> _OBJECTIVE_: Print every entry below verbatim, leaving out the pictures.
--- Begin DATA RECORDS ---
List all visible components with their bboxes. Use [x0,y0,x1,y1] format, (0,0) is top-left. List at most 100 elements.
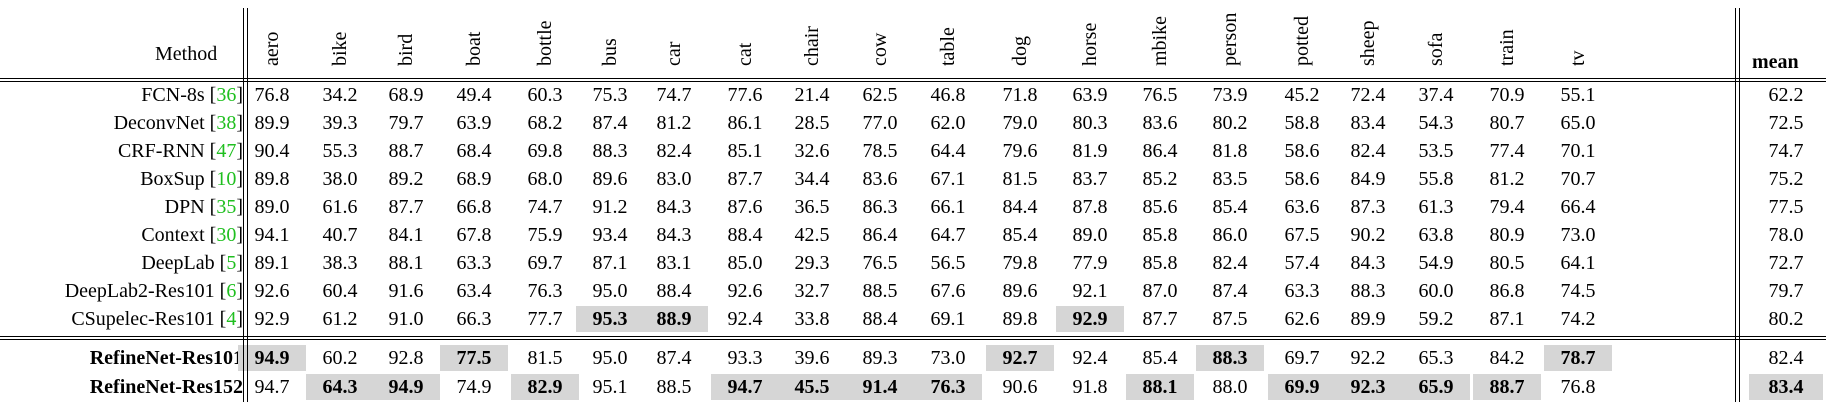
citation-link[interactable]: 4 [226,308,237,330]
value-cell: 88.7 [388,140,424,162]
citation-link[interactable]: 30 [216,224,237,246]
value-cell: 78.5 [862,140,898,162]
value-cell: 87.7 [388,196,424,218]
value-cell: 45.5 [778,374,846,400]
method-label: CSupelec-Res101 [71,308,215,330]
value-cell: 63.8 [1418,224,1454,246]
value-cell: 68.0 [527,168,563,190]
method-divider [243,8,244,402]
value-cell: 69.7 [1284,347,1320,369]
value-cell: 83.1 [656,252,692,274]
value-cell: 84.4 [1002,196,1038,218]
value-cell: 76.8 [254,84,290,106]
value-cell: 39.3 [322,112,358,134]
method-name: RefineNet-Res152 [90,374,243,400]
value-cell: 87.0 [1142,280,1178,302]
value-cell: 87.8 [1072,196,1108,218]
value-cell: 46.8 [930,84,966,106]
value-cell: 54.9 [1418,252,1454,274]
value-cell: 92.9 [254,308,290,330]
citation-link[interactable]: 6 [226,280,237,302]
value-cell: 33.8 [794,308,830,330]
value-cell: 34.2 [322,84,358,106]
value-cell: 74.9 [456,376,492,398]
value-cell: 86.1 [727,112,763,134]
mean-divider-double [1739,8,1740,402]
citation-link[interactable]: 5 [226,252,237,274]
value-cell: 82.4 [1212,252,1248,274]
value-cell: 79.6 [1002,140,1038,162]
value-cell: 85.4 [1212,196,1248,218]
value-cell: 67.1 [930,168,966,190]
value-cell: 87.4 [656,347,692,369]
value-cell: 76.5 [1142,84,1178,106]
value-cell: 83.5 [1212,168,1248,190]
header-rule [0,78,1826,79]
value-cell: 34.4 [794,168,830,190]
value-cell: 80.9 [1489,224,1525,246]
mean-cell: 83.4 [1749,374,1823,400]
value-cell: 63.4 [456,280,492,302]
mean-cell: 72.7 [1768,252,1804,274]
value-cell: 88.1 [388,252,424,274]
method-header: Method [155,43,218,65]
value-cell: 92.4 [1072,347,1108,369]
citation-link[interactable]: 38 [216,112,237,134]
value-cell: 90.6 [1002,376,1038,398]
value-cell: 83.6 [1142,112,1178,134]
value-cell: 81.2 [656,112,692,134]
value-cell: 63.3 [456,252,492,274]
value-cell: 62.6 [1284,308,1320,330]
value-cell: 86.4 [862,224,898,246]
value-cell: 73.0 [930,347,966,369]
citation: [38] [204,112,243,134]
method-divider-double [247,8,248,402]
value-cell: 28.5 [794,112,830,134]
citation-link[interactable]: 36 [216,84,237,106]
value-cell: 89.2 [388,168,424,190]
value-cell: 69.9 [1268,374,1336,400]
value-cell: 85.6 [1142,196,1178,218]
citation: [36] [204,84,243,106]
value-cell: 32.6 [794,140,830,162]
value-cell: 92.8 [388,347,424,369]
citation: [10] [204,168,243,190]
citation-link[interactable]: 47 [216,140,237,162]
citation-link[interactable]: 10 [216,168,237,190]
mean-divider [1735,8,1736,402]
value-cell: 92.6 [727,280,763,302]
citation: [47] [204,140,243,162]
column-header-sofa: sofa [1425,32,1447,66]
value-cell: 85.8 [1142,224,1178,246]
value-cell: 61.2 [322,308,358,330]
value-cell: 89.3 [862,347,898,369]
value-cell: 84.3 [1350,252,1386,274]
value-cell: 64.4 [930,140,966,162]
value-cell: 77.0 [862,112,898,134]
value-cell: 77.6 [727,84,763,106]
value-cell: 67.5 [1284,224,1320,246]
value-cell: 49.4 [456,84,492,106]
value-cell: 92.1 [1072,280,1108,302]
value-cell: 66.3 [456,308,492,330]
value-cell: 81.5 [1002,168,1038,190]
value-cell: 21.4 [794,84,830,106]
value-cell: 68.9 [456,168,492,190]
method-label: DeconvNet [113,112,205,134]
value-cell: 58.6 [1284,168,1320,190]
value-cell: 58.6 [1284,140,1320,162]
citation-link[interactable]: 35 [216,196,237,218]
value-cell: 88.0 [1212,376,1248,398]
method-label: DPN [164,196,205,218]
value-cell: 87.4 [592,112,628,134]
value-cell: 88.3 [1350,280,1386,302]
value-cell: 60.0 [1418,280,1454,302]
value-cell: 77.4 [1489,140,1525,162]
value-cell: 76.5 [862,252,898,274]
value-cell: 82.4 [1350,140,1386,162]
value-cell: 69.7 [527,252,563,274]
method-label: BoxSup [140,168,205,190]
value-cell: 64.7 [930,224,966,246]
method-name: FCN-8s [36] [141,82,243,108]
method-label: DeepLab2-Res101 [64,280,215,302]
--- End DATA RECORDS ---
> _TASK RESULT_:
List all visible components with their bboxes. Use [x0,y0,x1,y1] format, (0,0) is top-left. List at most 100 elements.
citation-link[interactable]: 4 [226,308,237,330]
value-cell: 88.7 [388,140,424,162]
citation-link[interactable]: 30 [216,224,237,246]
value-cell: 78.5 [862,140,898,162]
value-cell: 87.7 [388,196,424,218]
value-cell: 45.5 [778,374,846,400]
method-label: CSupelec-Res101 [71,308,215,330]
value-cell: 63.8 [1418,224,1454,246]
value-cell: 68.0 [527,168,563,190]
method-divider [243,8,244,402]
value-cell: 69.7 [1284,347,1320,369]
value-cell: 83.1 [656,252,692,274]
value-cell: 84.4 [1002,196,1038,218]
value-cell: 76.8 [254,84,290,106]
value-cell: 39.3 [322,112,358,134]
method-name: RefineNet-Res152 [90,374,243,400]
value-cell: 87.0 [1142,280,1178,302]
value-cell: 87.8 [1072,196,1108,218]
value-cell: 46.8 [930,84,966,106]
value-cell: 54.9 [1418,252,1454,274]
value-cell: 92.9 [254,308,290,330]
citation-link[interactable]: 6 [226,280,237,302]
value-cell: 33.8 [794,308,830,330]
value-cell: 34.2 [322,84,358,106]
value-cell: 74.9 [456,376,492,398]
value-cell: 86.1 [727,112,763,134]
mean-divider-double [1739,8,1740,402]
citation-link[interactable]: 5 [226,252,237,274]
value-cell: 82.4 [1212,252,1248,274]
value-cell: 79.6 [1002,140,1038,162]
value-cell: 85.4 [1212,196,1248,218]
value-cell: 67.1 [930,168,966,190]
value-cell: 87.4 [656,347,692,369]
value-cell: 76.5 [1142,84,1178,106]
value-cell: 83.5 [1212,168,1248,190]
header-rule [0,78,1826,79]
value-cell: 34.4 [794,168,830,190]
value-cell: 80.9 [1489,224,1525,246]
mean-cell: 83.4 [1749,374,1823,400]
value-cell: 63.4 [456,280,492,302]
mean-cell: 72.7 [1768,252,1804,274]
value-cell: 88.1 [388,252,424,274]
method-header: Method [155,43,218,65]
value-cell: 92.4 [1072,347,1108,369]
citation-link[interactable]: 38 [216,112,237,134]
value-cell: 90.6 [1002,376,1038,398]
value-cell: 83.6 [1142,112,1178,134]
value-cell: 81.2 [656,112,692,134]
value-cell: 63.3 [456,252,492,274]
value-cell: 62.6 [1284,308,1320,330]
value-cell: 86.4 [862,224,898,246]
value-cell: 73.0 [930,347,966,369]
citation: [38] [204,112,243,134]
method-divider-double [247,8,248,402]
value-cell: 28.5 [794,112,830,134]
citation-link[interactable]: 36 [216,84,237,106]
value-cell: 89.2 [388,168,424,190]
value-cell: 69.9 [1268,374,1336,400]
value-cell: 85.6 [1142,196,1178,218]
citation: [36] [204,84,243,106]
value-cell: 32.6 [794,140,830,162]
value-cell: 92.8 [388,347,424,369]
citation: [10] [204,168,243,190]
citation-link[interactable]: 47 [216,140,237,162]
citation-link[interactable]: 10 [216,168,237,190]
mean-divider [1735,8,1736,402]
value-cell: 92.6 [727,280,763,302]
citation: [47] [204,140,243,162]
column-header-sofa: sofa [1425,32,1447,66]
value-cell: 85.8 [1142,224,1178,246]
value-cell: 61.2 [322,308,358,330]
value-cell: 89.3 [862,347,898,369]
value-cell: 84.3 [1350,252,1386,274]
value-cell: 64.4 [930,140,966,162]
value-cell: 77.0 [862,112,898,134]
value-cell: 77.6 [727,84,763,106]
value-cell: 67.5 [1284,224,1320,246]
value-cell: 49.4 [456,84,492,106]
value-cell: 92.1 [1072,280,1108,302]
value-cell: 66.3 [456,308,492,330]
value-cell: 81.5 [1002,168,1038,190]
value-cell: 21.4 [794,84,830,106]
value-cell: 68.9 [456,168,492,190]
method-label: DeconvNet [113,112,205,134]
value-cell: 58.6 [1284,168,1320,190]
value-cell: 58.6 [1284,140,1320,162]
citation-link[interactable]: 35 [216,196,237,218]
value-cell: 88.0 [1212,376,1248,398]
method-label: DPN [164,196,205,218]
value-cell: 87.4 [592,112,628,134]
value-cell: 88.3 [1350,280,1386,302]
value-cell: 60.0 [1418,280,1454,302]
value-cell: 77.4 [1489,140,1525,162]
value-cell: 76.5 [862,252,898,274]
value-cell: 82.4 [1350,140,1386,162]
value-cell: 69.7 [527,252,563,274]
method-label: BoxSup [140,168,205,190]
value-cell: 64.7 [930,224,966,246]
method-name: FCN-8s [36] [141,82,243,108]
method-label: DeepLab2-Res101 [64,280,215,302]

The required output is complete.